To be done: Reproduce every record exactly as it appears, but not the pictures.

#### Supplied data ####

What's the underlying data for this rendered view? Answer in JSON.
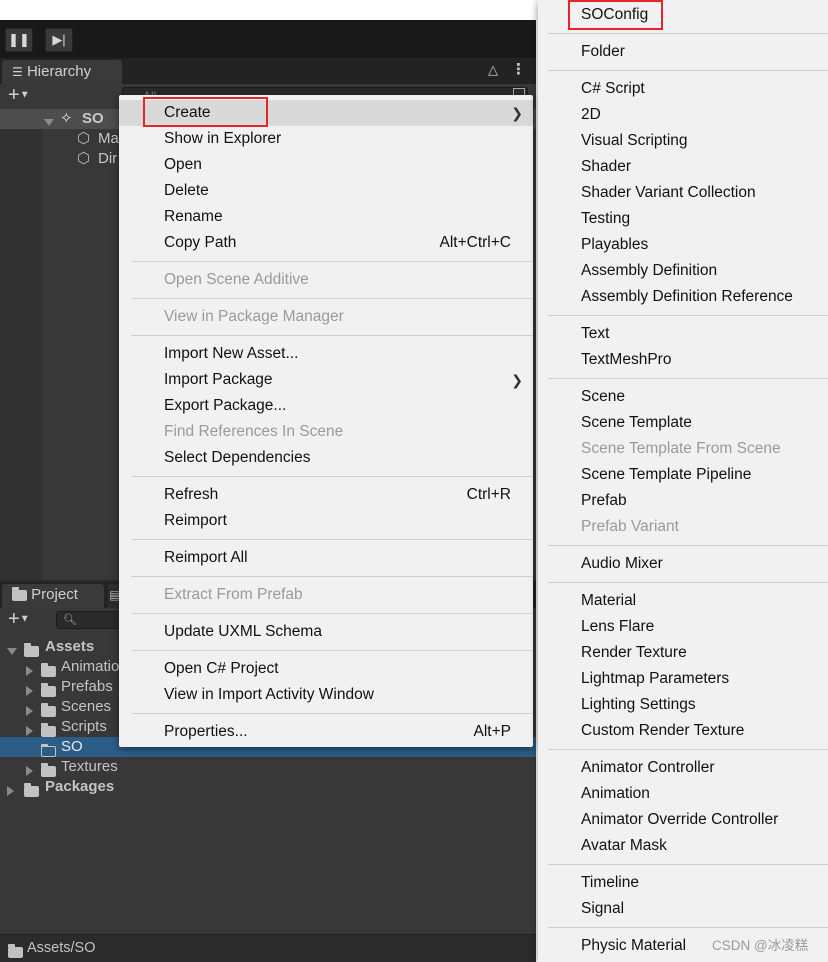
{
  "toolbar": {
    "pause_icon": "pause-icon",
    "step_icon": "step-icon"
  },
  "hierarchy": {
    "tab_label": "Hierarchy",
    "search_placeholder": "All",
    "scene": "SO",
    "children": [
      "Ma",
      "Dir"
    ]
  },
  "project": {
    "tab_label": "Project",
    "tree": [
      {
        "label": "Assets"
      },
      {
        "label": "Animatio"
      },
      {
        "label": "Prefabs"
      },
      {
        "label": "Scenes"
      },
      {
        "label": "Scripts"
      },
      {
        "label": "SO"
      },
      {
        "label": "Textures"
      },
      {
        "label": "Packages"
      }
    ],
    "status_path": "Assets/SO"
  },
  "context_menu": {
    "items": [
      {
        "label": "Create",
        "shortcut": "",
        "submenu": true,
        "disabled": false
      },
      {
        "label": "Show in Explorer",
        "shortcut": "",
        "disabled": false
      },
      {
        "label": "Open",
        "shortcut": "",
        "disabled": false
      },
      {
        "label": "Delete",
        "shortcut": "",
        "disabled": false
      },
      {
        "label": "Rename",
        "shortcut": "",
        "disabled": false
      },
      {
        "label": "Copy Path",
        "shortcut": "Alt+Ctrl+C",
        "disabled": false
      },
      {
        "label": "Open Scene Additive",
        "shortcut": "",
        "disabled": true
      },
      {
        "label": "View in Package Manager",
        "shortcut": "",
        "disabled": true
      },
      {
        "label": "Import New Asset...",
        "shortcut": "",
        "disabled": false
      },
      {
        "label": "Import Package",
        "shortcut": "",
        "submenu": true,
        "disabled": false
      },
      {
        "label": "Export Package...",
        "shortcut": "",
        "disabled": false
      },
      {
        "label": "Find References In Scene",
        "shortcut": "",
        "disabled": true
      },
      {
        "label": "Select Dependencies",
        "shortcut": "",
        "disabled": false
      },
      {
        "label": "Refresh",
        "shortcut": "Ctrl+R",
        "disabled": false
      },
      {
        "label": "Reimport",
        "shortcut": "",
        "disabled": false
      },
      {
        "label": "Reimport All",
        "shortcut": "",
        "disabled": false
      },
      {
        "label": "Extract From Prefab",
        "shortcut": "",
        "disabled": true
      },
      {
        "label": "Update UXML Schema",
        "shortcut": "",
        "disabled": false
      },
      {
        "label": "Open C# Project",
        "shortcut": "",
        "disabled": false
      },
      {
        "label": "View in Import Activity Window",
        "shortcut": "",
        "disabled": false
      },
      {
        "label": "Properties...",
        "shortcut": "Alt+P",
        "disabled": false
      }
    ]
  },
  "create_submenu": {
    "items": [
      {
        "label": "SOConfig",
        "disabled": false
      },
      {
        "label": "Folder",
        "disabled": false
      },
      {
        "label": "C# Script",
        "disabled": false
      },
      {
        "label": "2D",
        "disabled": false
      },
      {
        "label": "Visual Scripting",
        "disabled": false
      },
      {
        "label": "Shader",
        "disabled": false
      },
      {
        "label": "Shader Variant Collection",
        "disabled": false
      },
      {
        "label": "Testing",
        "disabled": false
      },
      {
        "label": "Playables",
        "disabled": false
      },
      {
        "label": "Assembly Definition",
        "disabled": false
      },
      {
        "label": "Assembly Definition Reference",
        "disabled": false
      },
      {
        "label": "Text",
        "disabled": false
      },
      {
        "label": "TextMeshPro",
        "disabled": false
      },
      {
        "label": "Scene",
        "disabled": false
      },
      {
        "label": "Scene Template",
        "disabled": false
      },
      {
        "label": "Scene Template From Scene",
        "disabled": true
      },
      {
        "label": "Scene Template Pipeline",
        "disabled": false
      },
      {
        "label": "Prefab",
        "disabled": false
      },
      {
        "label": "Prefab Variant",
        "disabled": true
      },
      {
        "label": "Audio Mixer",
        "disabled": false
      },
      {
        "label": "Material",
        "disabled": false
      },
      {
        "label": "Lens Flare",
        "disabled": false
      },
      {
        "label": "Render Texture",
        "disabled": false
      },
      {
        "label": "Lightmap Parameters",
        "disabled": false
      },
      {
        "label": "Lighting Settings",
        "disabled": false
      },
      {
        "label": "Custom Render Texture",
        "disabled": false
      },
      {
        "label": "Animator Controller",
        "disabled": false
      },
      {
        "label": "Animation",
        "disabled": false
      },
      {
        "label": "Animator Override Controller",
        "disabled": false
      },
      {
        "label": "Avatar Mask",
        "disabled": false
      },
      {
        "label": "Timeline",
        "disabled": false
      },
      {
        "label": "Signal",
        "disabled": false
      },
      {
        "label": "Physic Material",
        "disabled": false
      }
    ]
  },
  "watermark": "CSDN @冰凌糕",
  "colors": {
    "highlight_box": "#e6252a",
    "selection": "#2c5d87",
    "menu_bg": "#f1f1f1"
  }
}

####

The output:
What's the underlying data for this rendered view? Answer in JSON.
{
  "toolbar": {
    "pause_icon": "pause-icon",
    "step_icon": "step-icon"
  },
  "hierarchy": {
    "tab_label": "Hierarchy",
    "search_placeholder": "All",
    "scene": "SO",
    "children": [
      "Ma",
      "Dir"
    ]
  },
  "project": {
    "tab_label": "Project",
    "tree": [
      {
        "label": "Assets"
      },
      {
        "label": "Animatio"
      },
      {
        "label": "Prefabs"
      },
      {
        "label": "Scenes"
      },
      {
        "label": "Scripts"
      },
      {
        "label": "SO"
      },
      {
        "label": "Textures"
      },
      {
        "label": "Packages"
      }
    ],
    "status_path": "Assets/SO"
  },
  "context_menu": {
    "items": [
      {
        "label": "Create",
        "shortcut": "",
        "submenu": true,
        "disabled": false
      },
      {
        "label": "Show in Explorer",
        "shortcut": "",
        "disabled": false
      },
      {
        "label": "Open",
        "shortcut": "",
        "disabled": false
      },
      {
        "label": "Delete",
        "shortcut": "",
        "disabled": false
      },
      {
        "label": "Rename",
        "shortcut": "",
        "disabled": false
      },
      {
        "label": "Copy Path",
        "shortcut": "Alt+Ctrl+C",
        "disabled": false
      },
      {
        "label": "Open Scene Additive",
        "shortcut": "",
        "disabled": true
      },
      {
        "label": "View in Package Manager",
        "shortcut": "",
        "disabled": true
      },
      {
        "label": "Import New Asset...",
        "shortcut": "",
        "disabled": false
      },
      {
        "label": "Import Package",
        "shortcut": "",
        "submenu": true,
        "disabled": false
      },
      {
        "label": "Export Package...",
        "shortcut": "",
        "disabled": false
      },
      {
        "label": "Find References In Scene",
        "shortcut": "",
        "disabled": true
      },
      {
        "label": "Select Dependencies",
        "shortcut": "",
        "disabled": false
      },
      {
        "label": "Refresh",
        "shortcut": "Ctrl+R",
        "disabled": false
      },
      {
        "label": "Reimport",
        "shortcut": "",
        "disabled": false
      },
      {
        "label": "Reimport All",
        "shortcut": "",
        "disabled": false
      },
      {
        "label": "Extract From Prefab",
        "shortcut": "",
        "disabled": true
      },
      {
        "label": "Update UXML Schema",
        "shortcut": "",
        "disabled": false
      },
      {
        "label": "Open C# Project",
        "shortcut": "",
        "disabled": false
      },
      {
        "label": "View in Import Activity Window",
        "shortcut": "",
        "disabled": false
      },
      {
        "label": "Properties...",
        "shortcut": "Alt+P",
        "disabled": false
      }
    ]
  },
  "create_submenu": {
    "items": [
      {
        "label": "SOConfig",
        "disabled": false
      },
      {
        "label": "Folder",
        "disabled": false
      },
      {
        "label": "C# Script",
        "disabled": false
      },
      {
        "label": "2D",
        "disabled": false
      },
      {
        "label": "Visual Scripting",
        "disabled": false
      },
      {
        "label": "Shader",
        "disabled": false
      },
      {
        "label": "Shader Variant Collection",
        "disabled": false
      },
      {
        "label": "Testing",
        "disabled": false
      },
      {
        "label": "Playables",
        "disabled": false
      },
      {
        "label": "Assembly Definition",
        "disabled": false
      },
      {
        "label": "Assembly Definition Reference",
        "disabled": false
      },
      {
        "label": "Text",
        "disabled": false
      },
      {
        "label": "TextMeshPro",
        "disabled": false
      },
      {
        "label": "Scene",
        "disabled": false
      },
      {
        "label": "Scene Template",
        "disabled": false
      },
      {
        "label": "Scene Template From Scene",
        "disabled": true
      },
      {
        "label": "Scene Template Pipeline",
        "disabled": false
      },
      {
        "label": "Prefab",
        "disabled": false
      },
      {
        "label": "Prefab Variant",
        "disabled": true
      },
      {
        "label": "Audio Mixer",
        "disabled": false
      },
      {
        "label": "Material",
        "disabled": false
      },
      {
        "label": "Lens Flare",
        "disabled": false
      },
      {
        "label": "Render Texture",
        "disabled": false
      },
      {
        "label": "Lightmap Parameters",
        "disabled": false
      },
      {
        "label": "Lighting Settings",
        "disabled": false
      },
      {
        "label": "Custom Render Texture",
        "disabled": false
      },
      {
        "label": "Animator Controller",
        "disabled": false
      },
      {
        "label": "Animation",
        "disabled": false
      },
      {
        "label": "Animator Override Controller",
        "disabled": false
      },
      {
        "label": "Avatar Mask",
        "disabled": false
      },
      {
        "label": "Timeline",
        "disabled": false
      },
      {
        "label": "Signal",
        "disabled": false
      },
      {
        "label": "Physic Material",
        "disabled": false
      }
    ]
  },
  "watermark": "CSDN @冰凌糕",
  "colors": {
    "highlight_box": "#e6252a",
    "selection": "#2c5d87",
    "menu_bg": "#f1f1f1"
  }
}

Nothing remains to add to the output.